EXERCISE OBJECTIVE
Go through the material below and copy all lines with "addr".

STORED RECORDS
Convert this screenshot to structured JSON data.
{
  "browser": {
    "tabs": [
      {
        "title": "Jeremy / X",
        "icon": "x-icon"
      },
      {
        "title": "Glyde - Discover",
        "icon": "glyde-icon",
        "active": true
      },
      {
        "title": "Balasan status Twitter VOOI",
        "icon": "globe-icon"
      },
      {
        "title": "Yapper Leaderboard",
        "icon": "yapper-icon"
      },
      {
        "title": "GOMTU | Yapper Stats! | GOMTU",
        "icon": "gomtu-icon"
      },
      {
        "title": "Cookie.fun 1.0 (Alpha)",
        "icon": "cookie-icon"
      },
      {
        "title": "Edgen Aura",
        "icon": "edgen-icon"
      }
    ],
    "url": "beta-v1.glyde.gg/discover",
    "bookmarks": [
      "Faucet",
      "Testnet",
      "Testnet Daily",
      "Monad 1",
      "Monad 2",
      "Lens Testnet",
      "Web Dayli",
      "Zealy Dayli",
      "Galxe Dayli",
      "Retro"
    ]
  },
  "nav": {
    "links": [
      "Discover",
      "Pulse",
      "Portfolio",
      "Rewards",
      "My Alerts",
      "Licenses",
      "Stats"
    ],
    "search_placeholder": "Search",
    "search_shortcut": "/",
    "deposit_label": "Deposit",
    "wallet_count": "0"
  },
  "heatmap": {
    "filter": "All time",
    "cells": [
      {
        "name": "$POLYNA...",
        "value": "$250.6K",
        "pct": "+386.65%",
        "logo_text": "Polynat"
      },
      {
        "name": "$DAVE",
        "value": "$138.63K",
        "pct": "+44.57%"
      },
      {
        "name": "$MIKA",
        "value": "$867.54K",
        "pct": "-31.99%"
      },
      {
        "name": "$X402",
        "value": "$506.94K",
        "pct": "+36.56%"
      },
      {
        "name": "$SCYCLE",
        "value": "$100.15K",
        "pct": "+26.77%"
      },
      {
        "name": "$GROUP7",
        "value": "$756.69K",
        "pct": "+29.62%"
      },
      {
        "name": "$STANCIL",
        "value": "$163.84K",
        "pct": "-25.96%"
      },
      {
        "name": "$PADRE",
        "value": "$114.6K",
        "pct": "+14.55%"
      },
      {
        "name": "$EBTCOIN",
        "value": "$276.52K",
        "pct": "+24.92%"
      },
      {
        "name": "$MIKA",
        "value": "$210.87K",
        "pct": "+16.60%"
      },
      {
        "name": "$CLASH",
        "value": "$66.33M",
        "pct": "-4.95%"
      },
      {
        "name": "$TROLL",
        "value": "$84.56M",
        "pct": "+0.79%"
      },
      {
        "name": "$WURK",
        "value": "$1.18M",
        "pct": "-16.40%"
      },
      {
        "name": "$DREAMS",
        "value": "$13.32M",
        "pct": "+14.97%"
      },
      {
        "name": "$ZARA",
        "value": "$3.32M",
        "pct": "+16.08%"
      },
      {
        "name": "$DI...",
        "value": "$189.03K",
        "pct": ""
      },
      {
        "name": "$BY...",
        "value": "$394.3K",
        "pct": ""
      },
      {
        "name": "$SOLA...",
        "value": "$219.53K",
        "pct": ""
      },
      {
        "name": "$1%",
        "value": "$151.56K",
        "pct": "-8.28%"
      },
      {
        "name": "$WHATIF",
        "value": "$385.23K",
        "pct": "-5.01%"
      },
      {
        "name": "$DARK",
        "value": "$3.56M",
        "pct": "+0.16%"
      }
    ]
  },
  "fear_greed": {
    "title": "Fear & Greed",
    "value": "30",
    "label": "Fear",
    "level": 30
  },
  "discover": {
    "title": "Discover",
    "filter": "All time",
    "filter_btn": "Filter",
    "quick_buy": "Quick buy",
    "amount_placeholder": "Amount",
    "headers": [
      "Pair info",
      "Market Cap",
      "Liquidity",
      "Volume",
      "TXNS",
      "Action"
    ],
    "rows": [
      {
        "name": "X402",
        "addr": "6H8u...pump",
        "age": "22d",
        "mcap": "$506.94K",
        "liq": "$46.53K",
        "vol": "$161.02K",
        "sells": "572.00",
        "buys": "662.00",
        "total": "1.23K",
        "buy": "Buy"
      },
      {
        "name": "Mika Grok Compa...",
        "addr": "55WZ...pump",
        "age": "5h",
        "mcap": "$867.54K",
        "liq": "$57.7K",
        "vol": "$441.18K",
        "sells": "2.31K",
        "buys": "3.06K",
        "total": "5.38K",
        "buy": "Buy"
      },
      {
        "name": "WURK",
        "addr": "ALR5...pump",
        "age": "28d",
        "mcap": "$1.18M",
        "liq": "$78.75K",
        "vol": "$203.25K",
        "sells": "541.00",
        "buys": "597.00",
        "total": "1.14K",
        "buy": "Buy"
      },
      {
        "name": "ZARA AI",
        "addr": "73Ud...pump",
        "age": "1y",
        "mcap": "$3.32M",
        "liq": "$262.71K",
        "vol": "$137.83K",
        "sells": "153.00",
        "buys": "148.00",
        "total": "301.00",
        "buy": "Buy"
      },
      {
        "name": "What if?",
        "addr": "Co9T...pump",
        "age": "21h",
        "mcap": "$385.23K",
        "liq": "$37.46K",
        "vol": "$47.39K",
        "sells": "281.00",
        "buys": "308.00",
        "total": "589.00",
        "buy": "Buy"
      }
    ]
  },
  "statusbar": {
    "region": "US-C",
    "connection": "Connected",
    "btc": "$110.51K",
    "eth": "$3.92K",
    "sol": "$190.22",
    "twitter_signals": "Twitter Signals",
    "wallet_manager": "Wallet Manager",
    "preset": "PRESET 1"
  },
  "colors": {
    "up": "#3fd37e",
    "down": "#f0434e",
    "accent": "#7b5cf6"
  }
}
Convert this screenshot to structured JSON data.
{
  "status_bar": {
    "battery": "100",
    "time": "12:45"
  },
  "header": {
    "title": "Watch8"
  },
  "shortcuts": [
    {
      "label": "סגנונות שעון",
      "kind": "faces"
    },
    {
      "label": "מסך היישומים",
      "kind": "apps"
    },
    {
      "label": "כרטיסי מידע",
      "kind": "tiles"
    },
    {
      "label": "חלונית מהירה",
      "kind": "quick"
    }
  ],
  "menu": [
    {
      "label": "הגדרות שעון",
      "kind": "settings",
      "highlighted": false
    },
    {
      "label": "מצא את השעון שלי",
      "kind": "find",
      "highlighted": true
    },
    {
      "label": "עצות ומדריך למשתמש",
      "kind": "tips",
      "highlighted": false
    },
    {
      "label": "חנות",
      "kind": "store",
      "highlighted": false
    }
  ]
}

CORRECT RESULT
        "addr": "6H8u...pump",
        "addr": "55WZ...pump",
        "addr": "ALR5...pump",
        "addr": "73Ud...pump",
        "addr": "Co9T...pump",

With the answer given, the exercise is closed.